Aim of the task
Omit every picture and return the rest of the data unaltered.

### Given records ###

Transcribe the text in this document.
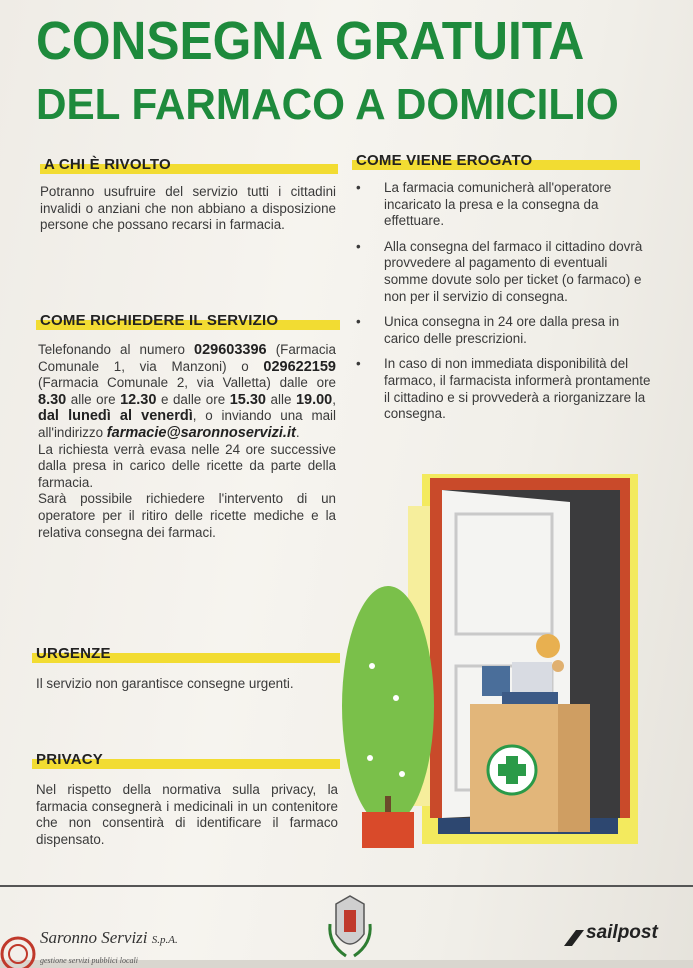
CONSEGNA GRATUITA
DEL FARMACO A DOMICILIO
A CHI È RIVOLTO
Potranno usufruire del servizio tutti i cittadini invalidi o anziani che non abbiano a disposizione persone che possano recarsi in farmacia.
COME RICHIEDERE IL SERVIZIO
Telefonando al numero 029603396 (Farmacia Comunale 1, via Manzoni) o 029622159 (Farmacia Comunale 2, via Valletta) dalle ore 8.30 alle ore 12.30 e dalle ore 15.30 alle 19.00, dal lunedì al venerdì, o inviando una mail all'indirizzo farmacie@saronnoservizi.it.
La richiesta verrà evasa nelle 24 ore successive dalla presa in carico delle ricette da parte della farmacia.
Sarà possibile richiedere l'intervento di un operatore per il ritiro delle ricette mediche e la relativa consegna dei farmaci.
URGENZE
Il servizio non garantisce consegne urgenti.
PRIVACY
Nel rispetto della normativa sulla privacy, la farmacia consegnerà i medicinali in un contenitore che non consentirà di identificare il farmaco dispensato.
COME VIENE EROGATO
• La farmacia comunicherà all'operatore incaricato la presa e la consegna da effettuare.
• Alla consegna del farmaco il cittadino dovrà provvedere al pagamento di eventuali somme dovute solo per ticket (o farmaco) e non per il servizio di consegna.
• Unica consegna in 24 ore dalla presa in carico delle prescrizioni.
• In caso di non immediata disponibilità del farmaco, il farmacista informerà prontamente il cittadino e si provvederà a riorganizzare la consegna.
Saronno Servizi S.p.A.
gestione servizi pubblici locali
sailpost
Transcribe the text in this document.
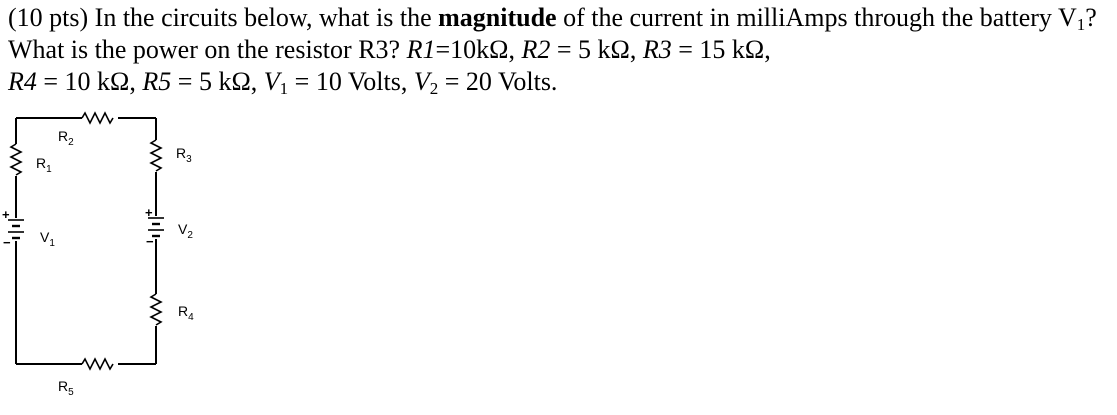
(10 pts) In the circuits below, what is the magnitude of the current in milliAmps through the battery $V_1$? What is the power on the resistor R3? R1=10kΩ, R2 = 5 kΩ, R3 = 15 kΩ,
R4 = 10 kΩ, R5 = 5 kΩ, $V_1 = 10$ Volts, $V_2 = 20$ Volts.
+
−
+
−
$R_2$
$R_1$
$R_3$
$V_1$
$V_2$
$R_4$
$R_5$
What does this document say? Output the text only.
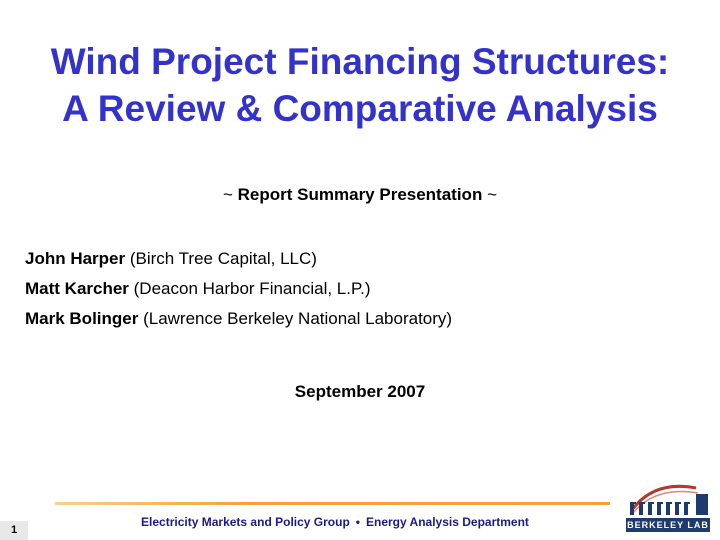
Wind Project Financing Structures:
A Review & Comparative Analysis
~ Report Summary Presentation ~
John Harper (Birch Tree Capital, LLC)
Matt Karcher (Deacon Harbor Financial, L.P.)
Mark Bolinger (Lawrence Berkeley National Laboratory)
September 2007
Electricity Markets and Policy Group • Energy Analysis Department
1	BERKELEY LAB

###

Solution to this exercise
Transcribe the text in this document.
CONSEGNA GRATUITA
DEL FARMACO A DOMICILIO
A CHI È RIVOLTO
Potranno usufruire del servizio tutti i cittadini invalidi o anziani che non abbiano a disposizione persone che possano recarsi in farmacia.
COME RICHIEDERE IL SERVIZIO
Telefonando al numero 029603396 (Farmacia Comunale 1, via Manzoni) o 029622159 (Farmacia Comunale 2, via Valletta) dalle ore 8.30 alle ore 12.30 e dalle ore 15.30 alle 19.00, dal lunedì al venerdì, o inviando una mail all'indirizzo farmacie@saronnoservizi.it.
La richiesta verrà evasa nelle 24 ore successive dalla presa in carico delle ricette da parte della farmacia.
Sarà possibile richiedere l'intervento di un operatore per il ritiro delle ricette mediche e la relativa consegna dei farmaci.
URGENZE
Il servizio non garantisce consegne urgenti.
PRIVACY
Nel rispetto della normativa sulla privacy, la farmacia consegnerà i medicinali in un contenitore che non consentirà di identificare il farmaco dispensato.
COME VIENE EROGATO
• La farmacia comunicherà all'operatore incaricato la presa e la consegna da effettuare.
• Alla consegna del farmaco il cittadino dovrà provvedere al pagamento di eventuali somme dovute solo per ticket (o farmaco) e non per il servizio di consegna.
• Unica consegna in 24 ore dalla presa in carico delle prescrizioni.
• In caso di non immediata disponibilità del farmaco, il farmacista informerà prontamente il cittadino e si provvederà a riorganizzare la consegna.
Saronno Servizi S.p.A.
gestione servizi pubblici locali
sailpost
Transcribe the text in this document.
(10 pts) In the circuits below, what is the magnitude of the current in milliAmps through the battery $V_1$? What is the power on the resistor R3? R1=10kΩ, R2 = 5 kΩ, R3 = 15 kΩ,
R4 = 10 kΩ, R5 = 5 kΩ, $V_1 = 10$ Volts, $V_2 = 20$ Volts.
+
−
+
−
$R_2$
$R_1$
$R_3$
$V_1$
$V_2$
$R_4$
$R_5$
What does this document say? Output the text only.
Wind Project Financing Structures:
A Review & Comparative Analysis
~ Report Summary Presentation ~
John Harper (Birch Tree Capital, LLC)
Matt Karcher (Deacon Harbor Financial, L.P.)
Mark Bolinger (Lawrence Berkeley National Laboratory)
September 2007
Electricity Markets and Policy Group • Energy Analysis Department
1	BERKELEY LAB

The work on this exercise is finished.